Written instruction.
Rewrite the records from the line containing "List every element" down through the line containing "y-tick-label-right: 4 <box>567", changing "FINISH" to "POLISH" and leaving everything else untouched. Return only those lines.

Listing.

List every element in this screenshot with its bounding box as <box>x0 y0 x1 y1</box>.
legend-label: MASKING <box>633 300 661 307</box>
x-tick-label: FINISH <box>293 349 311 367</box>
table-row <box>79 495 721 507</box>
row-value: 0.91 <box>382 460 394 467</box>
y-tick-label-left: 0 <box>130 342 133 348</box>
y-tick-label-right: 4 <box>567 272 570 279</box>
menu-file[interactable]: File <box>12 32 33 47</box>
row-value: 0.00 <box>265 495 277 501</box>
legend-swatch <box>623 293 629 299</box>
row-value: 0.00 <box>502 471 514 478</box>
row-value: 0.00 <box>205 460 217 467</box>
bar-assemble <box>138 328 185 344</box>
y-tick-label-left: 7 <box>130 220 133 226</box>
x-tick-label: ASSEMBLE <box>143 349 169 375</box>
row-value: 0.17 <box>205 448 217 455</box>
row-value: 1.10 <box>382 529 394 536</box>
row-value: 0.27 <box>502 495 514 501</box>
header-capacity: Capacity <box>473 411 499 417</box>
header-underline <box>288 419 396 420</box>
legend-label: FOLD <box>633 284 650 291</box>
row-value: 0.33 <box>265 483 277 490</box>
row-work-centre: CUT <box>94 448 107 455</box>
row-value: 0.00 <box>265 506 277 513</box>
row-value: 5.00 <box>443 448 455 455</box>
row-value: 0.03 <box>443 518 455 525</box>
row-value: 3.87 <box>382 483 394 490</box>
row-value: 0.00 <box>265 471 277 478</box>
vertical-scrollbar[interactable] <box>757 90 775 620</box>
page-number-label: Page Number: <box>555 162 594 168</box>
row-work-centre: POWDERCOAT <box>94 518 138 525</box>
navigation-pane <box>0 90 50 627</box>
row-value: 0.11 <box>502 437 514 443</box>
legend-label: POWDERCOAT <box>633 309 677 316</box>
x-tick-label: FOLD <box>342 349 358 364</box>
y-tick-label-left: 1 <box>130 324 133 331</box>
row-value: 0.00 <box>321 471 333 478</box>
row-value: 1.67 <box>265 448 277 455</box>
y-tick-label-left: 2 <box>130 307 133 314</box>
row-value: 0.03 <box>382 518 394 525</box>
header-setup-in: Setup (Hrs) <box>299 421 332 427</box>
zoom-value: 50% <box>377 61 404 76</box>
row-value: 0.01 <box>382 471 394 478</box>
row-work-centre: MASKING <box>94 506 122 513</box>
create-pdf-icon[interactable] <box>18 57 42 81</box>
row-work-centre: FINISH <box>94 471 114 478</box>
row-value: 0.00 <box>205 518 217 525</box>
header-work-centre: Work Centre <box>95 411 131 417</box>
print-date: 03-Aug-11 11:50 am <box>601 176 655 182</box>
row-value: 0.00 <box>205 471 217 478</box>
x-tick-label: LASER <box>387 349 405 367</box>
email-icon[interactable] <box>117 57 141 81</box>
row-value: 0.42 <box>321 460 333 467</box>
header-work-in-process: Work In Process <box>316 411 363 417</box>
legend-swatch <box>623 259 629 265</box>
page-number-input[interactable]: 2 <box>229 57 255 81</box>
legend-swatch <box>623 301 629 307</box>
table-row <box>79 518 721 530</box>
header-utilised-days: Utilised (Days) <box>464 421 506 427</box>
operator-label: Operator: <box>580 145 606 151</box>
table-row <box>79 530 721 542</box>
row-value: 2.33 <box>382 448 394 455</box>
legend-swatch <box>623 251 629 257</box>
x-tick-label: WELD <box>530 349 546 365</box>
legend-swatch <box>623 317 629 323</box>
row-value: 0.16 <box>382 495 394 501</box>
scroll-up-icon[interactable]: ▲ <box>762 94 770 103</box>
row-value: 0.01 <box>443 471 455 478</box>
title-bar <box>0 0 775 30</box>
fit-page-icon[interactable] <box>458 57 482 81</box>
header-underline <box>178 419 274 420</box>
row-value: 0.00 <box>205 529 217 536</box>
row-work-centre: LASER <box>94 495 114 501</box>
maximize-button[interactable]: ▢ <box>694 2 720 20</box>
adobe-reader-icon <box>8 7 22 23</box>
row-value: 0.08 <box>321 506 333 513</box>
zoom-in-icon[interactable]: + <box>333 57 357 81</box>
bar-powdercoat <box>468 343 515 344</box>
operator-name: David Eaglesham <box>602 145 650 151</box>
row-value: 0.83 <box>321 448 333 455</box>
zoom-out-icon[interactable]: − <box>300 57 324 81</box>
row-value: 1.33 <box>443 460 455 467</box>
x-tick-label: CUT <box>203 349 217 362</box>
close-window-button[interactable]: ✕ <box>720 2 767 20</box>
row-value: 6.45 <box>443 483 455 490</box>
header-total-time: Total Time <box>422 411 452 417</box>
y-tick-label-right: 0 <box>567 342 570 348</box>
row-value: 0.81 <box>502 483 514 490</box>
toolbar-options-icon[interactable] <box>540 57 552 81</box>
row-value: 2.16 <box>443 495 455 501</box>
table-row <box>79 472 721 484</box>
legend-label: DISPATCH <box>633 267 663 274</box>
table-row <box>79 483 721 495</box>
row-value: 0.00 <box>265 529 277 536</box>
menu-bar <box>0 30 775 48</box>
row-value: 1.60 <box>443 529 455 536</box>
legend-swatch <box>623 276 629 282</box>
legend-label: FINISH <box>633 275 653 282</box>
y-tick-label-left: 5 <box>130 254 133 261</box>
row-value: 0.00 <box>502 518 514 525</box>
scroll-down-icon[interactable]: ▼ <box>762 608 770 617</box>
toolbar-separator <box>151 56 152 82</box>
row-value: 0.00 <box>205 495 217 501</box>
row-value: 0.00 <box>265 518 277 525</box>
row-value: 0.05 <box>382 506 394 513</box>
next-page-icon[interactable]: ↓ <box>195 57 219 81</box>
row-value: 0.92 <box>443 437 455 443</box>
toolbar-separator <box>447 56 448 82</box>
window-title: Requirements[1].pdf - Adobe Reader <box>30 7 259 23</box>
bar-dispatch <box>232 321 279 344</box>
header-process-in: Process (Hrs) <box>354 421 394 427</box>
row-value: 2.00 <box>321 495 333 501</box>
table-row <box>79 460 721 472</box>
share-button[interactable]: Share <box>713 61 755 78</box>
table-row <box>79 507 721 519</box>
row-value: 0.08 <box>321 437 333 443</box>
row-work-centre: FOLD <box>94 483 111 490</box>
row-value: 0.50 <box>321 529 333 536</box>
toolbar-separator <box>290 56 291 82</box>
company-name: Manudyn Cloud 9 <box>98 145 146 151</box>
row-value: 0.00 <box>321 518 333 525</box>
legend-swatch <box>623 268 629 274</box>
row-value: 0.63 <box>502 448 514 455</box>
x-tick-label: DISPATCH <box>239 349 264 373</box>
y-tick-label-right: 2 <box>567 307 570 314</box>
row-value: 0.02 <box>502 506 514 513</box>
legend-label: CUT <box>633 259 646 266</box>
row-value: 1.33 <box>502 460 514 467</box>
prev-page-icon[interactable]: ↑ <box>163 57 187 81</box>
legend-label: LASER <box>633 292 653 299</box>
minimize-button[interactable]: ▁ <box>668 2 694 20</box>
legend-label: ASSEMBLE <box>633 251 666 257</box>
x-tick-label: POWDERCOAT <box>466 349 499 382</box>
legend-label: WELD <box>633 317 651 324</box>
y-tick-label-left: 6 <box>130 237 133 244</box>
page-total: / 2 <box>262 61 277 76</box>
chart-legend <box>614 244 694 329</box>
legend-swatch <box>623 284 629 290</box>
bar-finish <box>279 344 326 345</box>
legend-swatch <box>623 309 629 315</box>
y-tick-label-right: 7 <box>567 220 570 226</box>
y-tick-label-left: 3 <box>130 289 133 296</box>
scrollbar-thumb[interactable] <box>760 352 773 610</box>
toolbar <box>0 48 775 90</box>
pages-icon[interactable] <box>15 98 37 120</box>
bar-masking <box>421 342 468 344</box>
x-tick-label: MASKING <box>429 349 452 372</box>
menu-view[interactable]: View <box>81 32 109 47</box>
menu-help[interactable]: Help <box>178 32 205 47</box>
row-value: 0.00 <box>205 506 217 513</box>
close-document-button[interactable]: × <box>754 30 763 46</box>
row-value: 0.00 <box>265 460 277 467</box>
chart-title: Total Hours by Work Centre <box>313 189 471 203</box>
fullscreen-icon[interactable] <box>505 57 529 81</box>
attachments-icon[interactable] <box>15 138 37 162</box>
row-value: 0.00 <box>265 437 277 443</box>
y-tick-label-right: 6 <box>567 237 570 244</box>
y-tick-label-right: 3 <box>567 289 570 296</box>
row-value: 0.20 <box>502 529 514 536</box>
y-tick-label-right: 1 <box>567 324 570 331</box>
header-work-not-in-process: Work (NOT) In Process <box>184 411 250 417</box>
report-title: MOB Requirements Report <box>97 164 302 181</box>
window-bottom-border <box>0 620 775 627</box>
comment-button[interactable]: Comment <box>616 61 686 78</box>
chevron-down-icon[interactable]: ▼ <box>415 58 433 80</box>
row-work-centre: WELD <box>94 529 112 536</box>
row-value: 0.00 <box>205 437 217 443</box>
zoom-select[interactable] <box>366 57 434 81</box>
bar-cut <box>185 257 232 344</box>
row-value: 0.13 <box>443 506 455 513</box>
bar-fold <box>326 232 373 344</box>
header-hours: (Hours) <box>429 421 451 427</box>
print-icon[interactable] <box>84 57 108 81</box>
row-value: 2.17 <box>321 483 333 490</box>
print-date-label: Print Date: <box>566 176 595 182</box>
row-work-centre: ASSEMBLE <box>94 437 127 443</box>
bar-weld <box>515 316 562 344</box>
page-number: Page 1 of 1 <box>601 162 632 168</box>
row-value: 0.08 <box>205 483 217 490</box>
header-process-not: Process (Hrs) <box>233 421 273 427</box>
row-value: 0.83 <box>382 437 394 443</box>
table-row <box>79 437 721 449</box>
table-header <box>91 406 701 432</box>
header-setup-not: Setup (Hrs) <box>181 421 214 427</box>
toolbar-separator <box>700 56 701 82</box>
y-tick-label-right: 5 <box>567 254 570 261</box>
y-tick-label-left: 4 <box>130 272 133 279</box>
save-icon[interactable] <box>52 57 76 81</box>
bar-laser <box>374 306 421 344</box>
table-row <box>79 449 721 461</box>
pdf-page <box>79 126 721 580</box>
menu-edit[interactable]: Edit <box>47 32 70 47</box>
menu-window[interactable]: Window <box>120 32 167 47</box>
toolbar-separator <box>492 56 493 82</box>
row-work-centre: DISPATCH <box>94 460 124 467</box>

* * *

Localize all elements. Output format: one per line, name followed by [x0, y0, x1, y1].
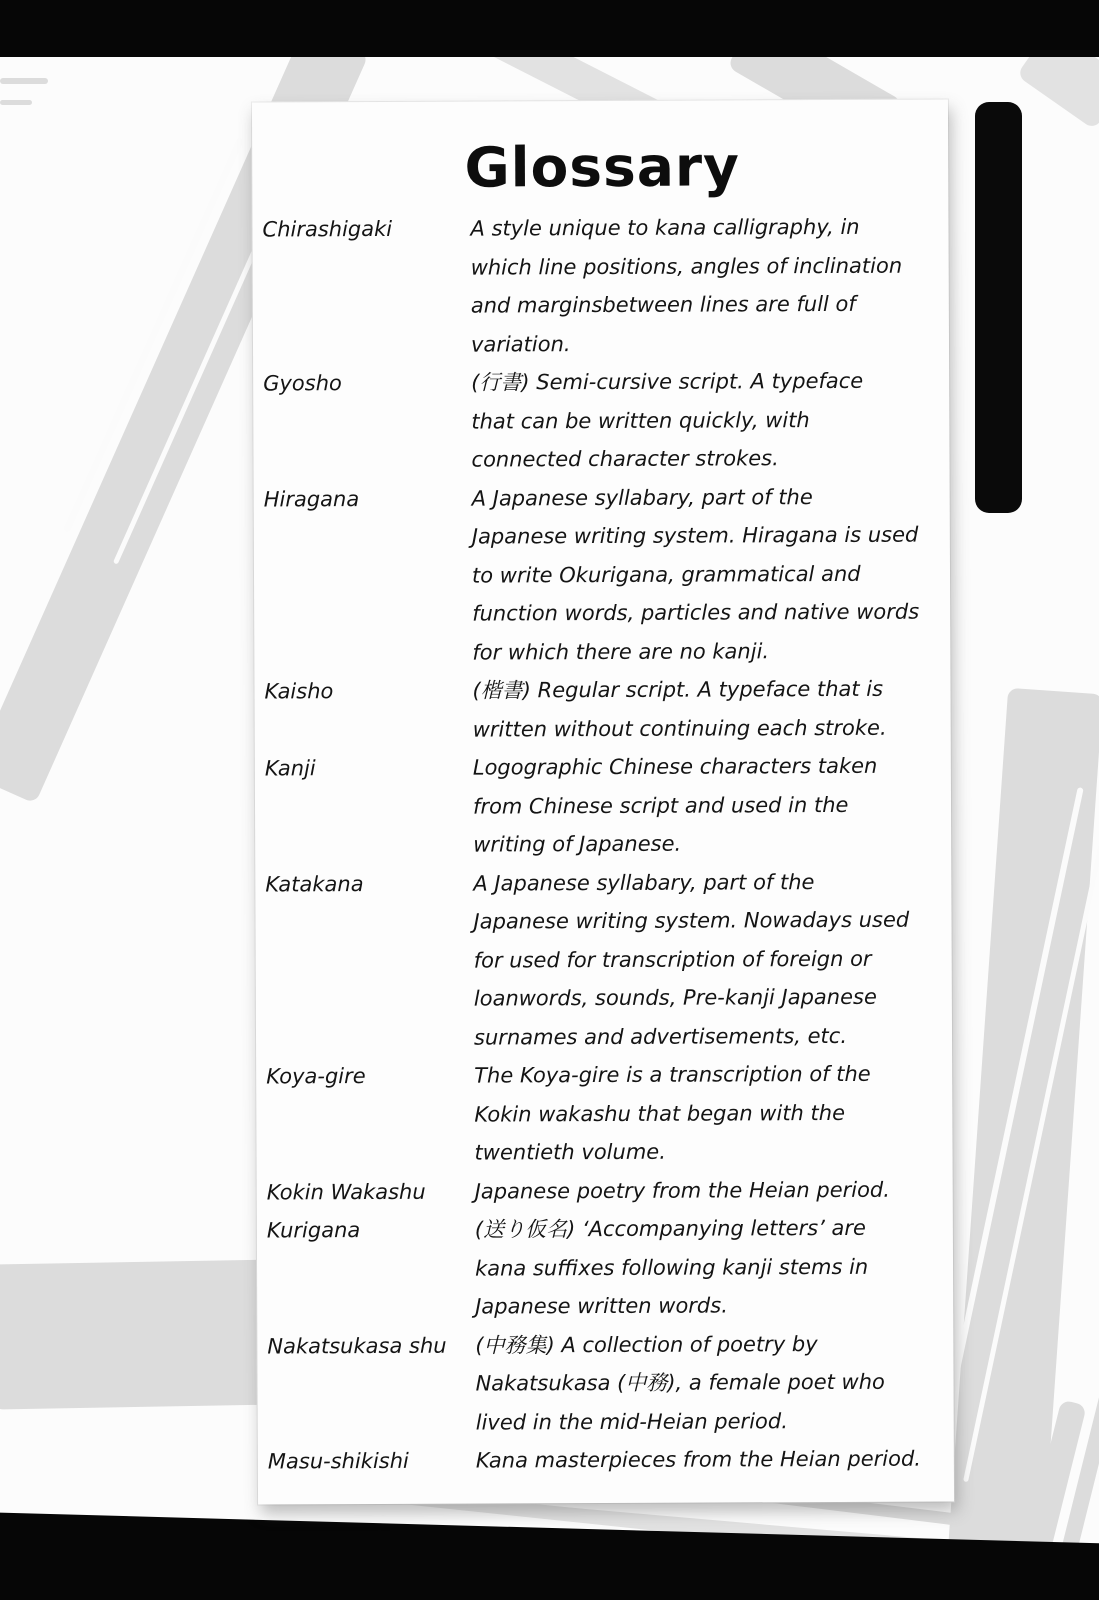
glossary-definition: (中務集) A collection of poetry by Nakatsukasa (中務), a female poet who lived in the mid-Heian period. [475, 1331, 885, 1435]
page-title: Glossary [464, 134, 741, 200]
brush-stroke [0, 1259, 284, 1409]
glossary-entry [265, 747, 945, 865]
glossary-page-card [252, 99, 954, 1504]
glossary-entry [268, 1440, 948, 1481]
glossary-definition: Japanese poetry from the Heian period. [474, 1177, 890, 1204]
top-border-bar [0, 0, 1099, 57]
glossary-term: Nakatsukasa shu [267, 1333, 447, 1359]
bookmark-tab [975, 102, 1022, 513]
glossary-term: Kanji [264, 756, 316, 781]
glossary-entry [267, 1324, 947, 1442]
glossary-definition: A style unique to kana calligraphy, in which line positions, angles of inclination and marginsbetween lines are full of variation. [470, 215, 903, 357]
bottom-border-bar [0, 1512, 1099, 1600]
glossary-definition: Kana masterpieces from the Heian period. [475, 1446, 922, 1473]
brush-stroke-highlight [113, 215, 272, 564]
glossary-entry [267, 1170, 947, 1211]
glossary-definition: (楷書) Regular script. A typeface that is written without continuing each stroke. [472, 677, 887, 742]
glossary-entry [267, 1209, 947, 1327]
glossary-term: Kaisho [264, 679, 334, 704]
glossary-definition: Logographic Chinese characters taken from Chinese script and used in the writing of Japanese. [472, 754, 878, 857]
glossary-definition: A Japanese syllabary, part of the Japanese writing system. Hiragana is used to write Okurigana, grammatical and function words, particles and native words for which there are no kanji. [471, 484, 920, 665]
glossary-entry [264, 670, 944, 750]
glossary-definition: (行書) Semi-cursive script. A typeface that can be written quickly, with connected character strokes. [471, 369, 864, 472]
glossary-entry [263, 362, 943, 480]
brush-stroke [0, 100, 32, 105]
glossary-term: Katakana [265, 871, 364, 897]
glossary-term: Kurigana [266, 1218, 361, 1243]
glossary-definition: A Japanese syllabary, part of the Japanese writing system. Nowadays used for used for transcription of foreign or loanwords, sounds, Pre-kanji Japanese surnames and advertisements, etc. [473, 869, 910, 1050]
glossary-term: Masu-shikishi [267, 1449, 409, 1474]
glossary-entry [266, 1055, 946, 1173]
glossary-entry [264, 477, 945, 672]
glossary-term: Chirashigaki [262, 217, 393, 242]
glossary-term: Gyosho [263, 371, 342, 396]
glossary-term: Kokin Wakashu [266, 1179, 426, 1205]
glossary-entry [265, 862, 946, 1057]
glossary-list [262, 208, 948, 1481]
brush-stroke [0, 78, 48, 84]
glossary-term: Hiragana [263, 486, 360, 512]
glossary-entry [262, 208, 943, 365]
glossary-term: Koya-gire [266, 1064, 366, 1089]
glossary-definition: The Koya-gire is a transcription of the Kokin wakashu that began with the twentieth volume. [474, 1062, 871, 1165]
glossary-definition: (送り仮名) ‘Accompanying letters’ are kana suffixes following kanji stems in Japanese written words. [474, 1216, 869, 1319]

Full response.
List every element in this screenshot with its bounding box as <box>x0 y0 x1 y1</box>.
legend-label: MASKING <box>633 300 661 307</box>
x-tick-label: POLISH <box>293 349 311 367</box>
table-row <box>79 495 721 507</box>
row-value: 0.91 <box>382 460 394 467</box>
y-tick-label-left: 0 <box>130 342 133 348</box>
y-tick-label-right: 4 <box>567 272 570 279</box>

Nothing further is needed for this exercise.